GOAL OF THE EXERCISE
Where a line of the material contains the string "神经中枢", copy that line.

Collected data entries
....................
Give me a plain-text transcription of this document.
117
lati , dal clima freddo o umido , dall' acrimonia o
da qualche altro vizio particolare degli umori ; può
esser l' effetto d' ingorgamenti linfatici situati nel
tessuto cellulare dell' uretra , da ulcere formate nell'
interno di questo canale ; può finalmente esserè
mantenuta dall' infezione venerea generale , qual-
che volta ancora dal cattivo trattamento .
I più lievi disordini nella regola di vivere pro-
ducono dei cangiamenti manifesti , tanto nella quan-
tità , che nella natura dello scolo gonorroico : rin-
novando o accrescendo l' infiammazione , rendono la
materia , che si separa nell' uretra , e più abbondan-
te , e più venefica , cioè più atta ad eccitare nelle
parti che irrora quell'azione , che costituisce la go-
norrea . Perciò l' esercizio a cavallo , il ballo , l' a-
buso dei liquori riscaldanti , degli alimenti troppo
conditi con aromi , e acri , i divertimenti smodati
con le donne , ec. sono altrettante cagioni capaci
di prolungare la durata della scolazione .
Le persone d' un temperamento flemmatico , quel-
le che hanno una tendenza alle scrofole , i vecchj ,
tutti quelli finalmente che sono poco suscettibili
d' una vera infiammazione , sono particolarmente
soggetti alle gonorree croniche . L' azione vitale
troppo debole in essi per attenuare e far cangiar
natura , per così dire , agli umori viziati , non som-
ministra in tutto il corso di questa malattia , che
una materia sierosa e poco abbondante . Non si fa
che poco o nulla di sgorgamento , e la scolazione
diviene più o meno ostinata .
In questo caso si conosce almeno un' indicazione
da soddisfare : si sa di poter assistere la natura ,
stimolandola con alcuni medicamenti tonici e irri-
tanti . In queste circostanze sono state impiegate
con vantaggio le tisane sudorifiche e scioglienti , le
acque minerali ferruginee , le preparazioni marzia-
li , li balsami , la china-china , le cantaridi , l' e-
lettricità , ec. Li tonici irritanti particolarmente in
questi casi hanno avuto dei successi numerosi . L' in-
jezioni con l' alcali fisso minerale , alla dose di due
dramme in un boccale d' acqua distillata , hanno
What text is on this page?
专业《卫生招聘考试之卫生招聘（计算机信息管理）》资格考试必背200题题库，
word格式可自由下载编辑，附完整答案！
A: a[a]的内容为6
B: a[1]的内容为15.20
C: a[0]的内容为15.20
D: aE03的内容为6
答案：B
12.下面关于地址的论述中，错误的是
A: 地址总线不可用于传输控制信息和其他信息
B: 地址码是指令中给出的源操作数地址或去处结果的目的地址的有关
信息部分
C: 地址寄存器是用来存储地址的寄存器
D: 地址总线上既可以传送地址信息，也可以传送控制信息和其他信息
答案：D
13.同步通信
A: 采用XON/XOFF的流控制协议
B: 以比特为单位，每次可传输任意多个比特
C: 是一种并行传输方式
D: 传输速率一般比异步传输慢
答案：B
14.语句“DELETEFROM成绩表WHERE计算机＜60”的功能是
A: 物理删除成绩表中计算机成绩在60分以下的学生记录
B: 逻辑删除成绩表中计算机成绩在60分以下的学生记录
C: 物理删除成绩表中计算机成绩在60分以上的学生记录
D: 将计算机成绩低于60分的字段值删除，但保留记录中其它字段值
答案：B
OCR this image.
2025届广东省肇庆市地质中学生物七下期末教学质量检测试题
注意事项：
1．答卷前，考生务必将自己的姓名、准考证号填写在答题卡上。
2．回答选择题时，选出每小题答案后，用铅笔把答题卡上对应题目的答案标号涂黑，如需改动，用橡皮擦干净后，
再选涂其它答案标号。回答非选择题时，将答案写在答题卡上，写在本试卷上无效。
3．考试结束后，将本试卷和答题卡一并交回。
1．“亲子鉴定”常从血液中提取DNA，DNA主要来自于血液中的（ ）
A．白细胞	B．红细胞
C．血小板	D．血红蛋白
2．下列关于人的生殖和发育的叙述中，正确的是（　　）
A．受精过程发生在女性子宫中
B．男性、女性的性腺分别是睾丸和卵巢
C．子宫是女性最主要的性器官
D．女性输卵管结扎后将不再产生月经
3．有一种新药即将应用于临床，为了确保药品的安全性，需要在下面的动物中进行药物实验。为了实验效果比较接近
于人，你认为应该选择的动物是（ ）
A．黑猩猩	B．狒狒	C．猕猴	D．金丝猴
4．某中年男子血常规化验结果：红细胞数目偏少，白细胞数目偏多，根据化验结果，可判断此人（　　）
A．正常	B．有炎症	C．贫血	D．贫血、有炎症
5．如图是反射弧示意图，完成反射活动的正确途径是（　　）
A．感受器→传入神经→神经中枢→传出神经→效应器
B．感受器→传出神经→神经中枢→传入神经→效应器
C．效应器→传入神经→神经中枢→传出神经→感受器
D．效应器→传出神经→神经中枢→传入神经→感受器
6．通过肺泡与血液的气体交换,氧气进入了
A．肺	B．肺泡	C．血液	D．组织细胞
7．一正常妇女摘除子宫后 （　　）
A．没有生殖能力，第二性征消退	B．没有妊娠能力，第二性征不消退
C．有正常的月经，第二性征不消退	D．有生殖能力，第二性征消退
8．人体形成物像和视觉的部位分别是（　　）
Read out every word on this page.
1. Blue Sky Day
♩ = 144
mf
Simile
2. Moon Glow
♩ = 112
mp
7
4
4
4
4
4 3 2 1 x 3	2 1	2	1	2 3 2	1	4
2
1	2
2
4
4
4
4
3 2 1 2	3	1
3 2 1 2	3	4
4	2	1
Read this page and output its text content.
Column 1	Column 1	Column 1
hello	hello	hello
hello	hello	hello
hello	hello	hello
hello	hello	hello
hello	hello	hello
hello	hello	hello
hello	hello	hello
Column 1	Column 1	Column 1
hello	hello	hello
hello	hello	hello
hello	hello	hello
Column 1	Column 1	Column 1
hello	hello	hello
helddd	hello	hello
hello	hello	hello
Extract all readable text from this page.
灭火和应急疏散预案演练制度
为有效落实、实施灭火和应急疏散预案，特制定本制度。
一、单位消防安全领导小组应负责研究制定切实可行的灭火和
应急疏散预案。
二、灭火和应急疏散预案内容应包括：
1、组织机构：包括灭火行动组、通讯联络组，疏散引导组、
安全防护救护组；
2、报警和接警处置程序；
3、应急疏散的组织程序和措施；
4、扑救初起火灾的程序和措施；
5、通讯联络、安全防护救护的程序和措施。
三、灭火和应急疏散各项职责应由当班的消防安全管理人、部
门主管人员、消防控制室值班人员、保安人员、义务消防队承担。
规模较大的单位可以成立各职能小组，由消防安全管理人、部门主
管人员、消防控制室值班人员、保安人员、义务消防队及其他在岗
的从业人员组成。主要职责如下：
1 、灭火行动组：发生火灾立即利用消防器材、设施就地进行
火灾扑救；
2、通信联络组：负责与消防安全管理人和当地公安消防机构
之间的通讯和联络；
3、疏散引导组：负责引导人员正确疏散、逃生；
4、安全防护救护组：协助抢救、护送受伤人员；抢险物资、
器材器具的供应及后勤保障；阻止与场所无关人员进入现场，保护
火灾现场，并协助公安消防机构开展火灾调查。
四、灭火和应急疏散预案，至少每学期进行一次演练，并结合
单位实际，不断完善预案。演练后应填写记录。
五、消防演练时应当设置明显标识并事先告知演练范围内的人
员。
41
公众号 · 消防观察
....................
ANSWER TO THE EXERCISE
A．感受器→传入神经→神经中枢→传出神经→效应器
B．感受器→传出神经→神经中枢→传入神经→效应器
C．效应器→传入神经→神经中枢→传出神经→感受器
D．效应器→传出神经→神经中枢→传入神经→感受器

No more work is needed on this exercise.